■ Required task: Images should be left out, and everything else in the listing reproduced exactly.

■ Data section:
════════

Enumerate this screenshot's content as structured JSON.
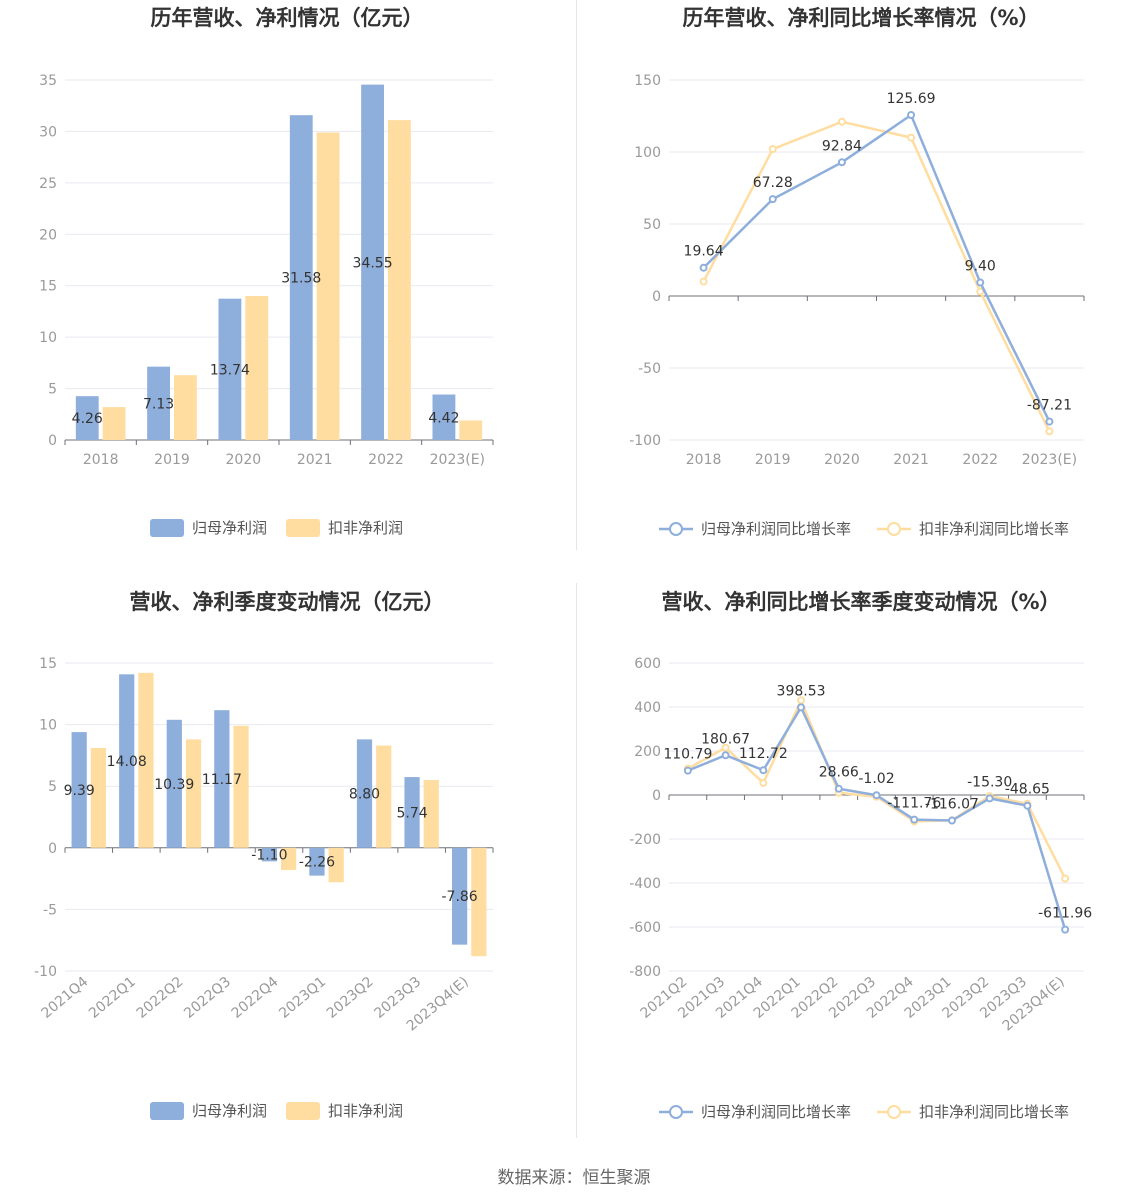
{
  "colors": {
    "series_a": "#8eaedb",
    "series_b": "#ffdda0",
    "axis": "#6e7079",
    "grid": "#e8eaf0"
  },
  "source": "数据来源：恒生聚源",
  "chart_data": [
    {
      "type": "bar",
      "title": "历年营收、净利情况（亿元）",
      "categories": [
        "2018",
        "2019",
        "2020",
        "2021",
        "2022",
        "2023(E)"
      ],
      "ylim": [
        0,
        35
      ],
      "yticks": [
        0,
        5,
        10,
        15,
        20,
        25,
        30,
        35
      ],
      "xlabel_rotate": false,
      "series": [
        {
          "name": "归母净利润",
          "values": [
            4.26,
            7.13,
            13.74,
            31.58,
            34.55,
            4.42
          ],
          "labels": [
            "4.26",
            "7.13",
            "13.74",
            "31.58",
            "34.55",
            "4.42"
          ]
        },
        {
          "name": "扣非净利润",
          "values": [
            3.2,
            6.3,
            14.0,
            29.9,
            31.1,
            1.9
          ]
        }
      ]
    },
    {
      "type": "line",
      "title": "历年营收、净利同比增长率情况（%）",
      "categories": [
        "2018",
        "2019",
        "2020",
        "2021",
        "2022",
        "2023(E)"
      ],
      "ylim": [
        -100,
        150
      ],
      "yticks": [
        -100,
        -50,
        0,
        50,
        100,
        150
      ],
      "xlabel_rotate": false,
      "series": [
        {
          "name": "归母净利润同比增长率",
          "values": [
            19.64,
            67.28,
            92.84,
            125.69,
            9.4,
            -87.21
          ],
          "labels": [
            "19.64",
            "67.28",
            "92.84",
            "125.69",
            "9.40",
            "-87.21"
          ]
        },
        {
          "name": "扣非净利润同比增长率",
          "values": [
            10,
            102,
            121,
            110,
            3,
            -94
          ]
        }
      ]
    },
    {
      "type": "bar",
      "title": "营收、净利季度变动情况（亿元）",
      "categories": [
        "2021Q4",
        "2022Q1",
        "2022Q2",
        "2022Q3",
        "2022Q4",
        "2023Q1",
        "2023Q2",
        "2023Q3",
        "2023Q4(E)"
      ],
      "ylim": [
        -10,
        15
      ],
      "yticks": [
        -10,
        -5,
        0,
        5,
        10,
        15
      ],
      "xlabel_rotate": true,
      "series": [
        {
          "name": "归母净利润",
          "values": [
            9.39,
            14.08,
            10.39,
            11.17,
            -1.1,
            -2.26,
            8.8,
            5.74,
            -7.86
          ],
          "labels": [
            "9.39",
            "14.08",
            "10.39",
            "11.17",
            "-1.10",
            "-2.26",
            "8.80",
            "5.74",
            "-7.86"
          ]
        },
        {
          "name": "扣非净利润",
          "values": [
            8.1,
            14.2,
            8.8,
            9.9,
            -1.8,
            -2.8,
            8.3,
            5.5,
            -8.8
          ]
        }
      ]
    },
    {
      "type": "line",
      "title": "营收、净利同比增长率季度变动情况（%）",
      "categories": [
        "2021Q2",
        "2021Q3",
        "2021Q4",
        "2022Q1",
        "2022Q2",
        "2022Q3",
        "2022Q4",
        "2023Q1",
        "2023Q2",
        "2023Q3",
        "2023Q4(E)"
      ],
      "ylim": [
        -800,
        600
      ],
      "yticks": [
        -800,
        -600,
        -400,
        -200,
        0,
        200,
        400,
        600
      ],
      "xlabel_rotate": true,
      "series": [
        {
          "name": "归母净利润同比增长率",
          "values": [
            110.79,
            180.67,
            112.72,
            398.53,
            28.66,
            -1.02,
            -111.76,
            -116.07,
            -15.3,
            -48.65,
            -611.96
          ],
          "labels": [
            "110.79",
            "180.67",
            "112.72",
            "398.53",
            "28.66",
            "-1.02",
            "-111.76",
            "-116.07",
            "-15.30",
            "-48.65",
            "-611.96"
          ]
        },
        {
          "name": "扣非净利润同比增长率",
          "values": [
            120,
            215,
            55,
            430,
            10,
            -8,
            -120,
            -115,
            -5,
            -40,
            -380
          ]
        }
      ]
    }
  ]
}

════════

■ Output for this task:
Enumerate this screenshot's content as structured JSON.
{
  "colors": {
    "series_a": "#8eaedb",
    "series_b": "#ffdda0",
    "axis": "#6e7079",
    "grid": "#e8eaf0"
  },
  "source": "数据来源：恒生聚源",
  "chart_data": [
    {
      "type": "bar",
      "title": "历年营收、净利情况（亿元）",
      "categories": [
        "2018",
        "2019",
        "2020",
        "2021",
        "2022",
        "2023(E)"
      ],
      "ylim": [
        0,
        35
      ],
      "yticks": [
        0,
        5,
        10,
        15,
        20,
        25,
        30,
        35
      ],
      "xlabel_rotate": false,
      "series": [
        {
          "name": "归母净利润",
          "values": [
            4.26,
            7.13,
            13.74,
            31.58,
            34.55,
            4.42
          ],
          "labels": [
            "4.26",
            "7.13",
            "13.74",
            "31.58",
            "34.55",
            "4.42"
          ]
        },
        {
          "name": "扣非净利润",
          "values": [
            3.2,
            6.3,
            14.0,
            29.9,
            31.1,
            1.9
          ]
        }
      ]
    },
    {
      "type": "line",
      "title": "历年营收、净利同比增长率情况（%）",
      "categories": [
        "2018",
        "2019",
        "2020",
        "2021",
        "2022",
        "2023(E)"
      ],
      "ylim": [
        -100,
        150
      ],
      "yticks": [
        -100,
        -50,
        0,
        50,
        100,
        150
      ],
      "xlabel_rotate": false,
      "series": [
        {
          "name": "归母净利润同比增长率",
          "values": [
            19.64,
            67.28,
            92.84,
            125.69,
            9.4,
            -87.21
          ],
          "labels": [
            "19.64",
            "67.28",
            "92.84",
            "125.69",
            "9.40",
            "-87.21"
          ]
        },
        {
          "name": "扣非净利润同比增长率",
          "values": [
            10,
            102,
            121,
            110,
            3,
            -94
          ]
        }
      ]
    },
    {
      "type": "bar",
      "title": "营收、净利季度变动情况（亿元）",
      "categories": [
        "2021Q4",
        "2022Q1",
        "2022Q2",
        "2022Q3",
        "2022Q4",
        "2023Q1",
        "2023Q2",
        "2023Q3",
        "2023Q4(E)"
      ],
      "ylim": [
        -10,
        15
      ],
      "yticks": [
        -10,
        -5,
        0,
        5,
        10,
        15
      ],
      "xlabel_rotate": true,
      "series": [
        {
          "name": "归母净利润",
          "values": [
            9.39,
            14.08,
            10.39,
            11.17,
            -1.1,
            -2.26,
            8.8,
            5.74,
            -7.86
          ],
          "labels": [
            "9.39",
            "14.08",
            "10.39",
            "11.17",
            "-1.10",
            "-2.26",
            "8.80",
            "5.74",
            "-7.86"
          ]
        },
        {
          "name": "扣非净利润",
          "values": [
            8.1,
            14.2,
            8.8,
            9.9,
            -1.8,
            -2.8,
            8.3,
            5.5,
            -8.8
          ]
        }
      ]
    },
    {
      "type": "line",
      "title": "营收、净利同比增长率季度变动情况（%）",
      "categories": [
        "2021Q2",
        "2021Q3",
        "2021Q4",
        "2022Q1",
        "2022Q2",
        "2022Q3",
        "2022Q4",
        "2023Q1",
        "2023Q2",
        "2023Q3",
        "2023Q4(E)"
      ],
      "ylim": [
        -800,
        600
      ],
      "yticks": [
        -800,
        -600,
        -400,
        -200,
        0,
        200,
        400,
        600
      ],
      "xlabel_rotate": true,
      "series": [
        {
          "name": "归母净利润同比增长率",
          "values": [
            110.79,
            180.67,
            112.72,
            398.53,
            28.66,
            -1.02,
            -111.76,
            -116.07,
            -15.3,
            -48.65,
            -611.96
          ],
          "labels": [
            "110.79",
            "180.67",
            "112.72",
            "398.53",
            "28.66",
            "-1.02",
            "-111.76",
            "-116.07",
            "-15.30",
            "-48.65",
            "-611.96"
          ]
        },
        {
          "name": "扣非净利润同比增长率",
          "values": [
            120,
            215,
            55,
            430,
            10,
            -8,
            -120,
            -115,
            -5,
            -40,
            -380
          ]
        }
      ]
    }
  ]
}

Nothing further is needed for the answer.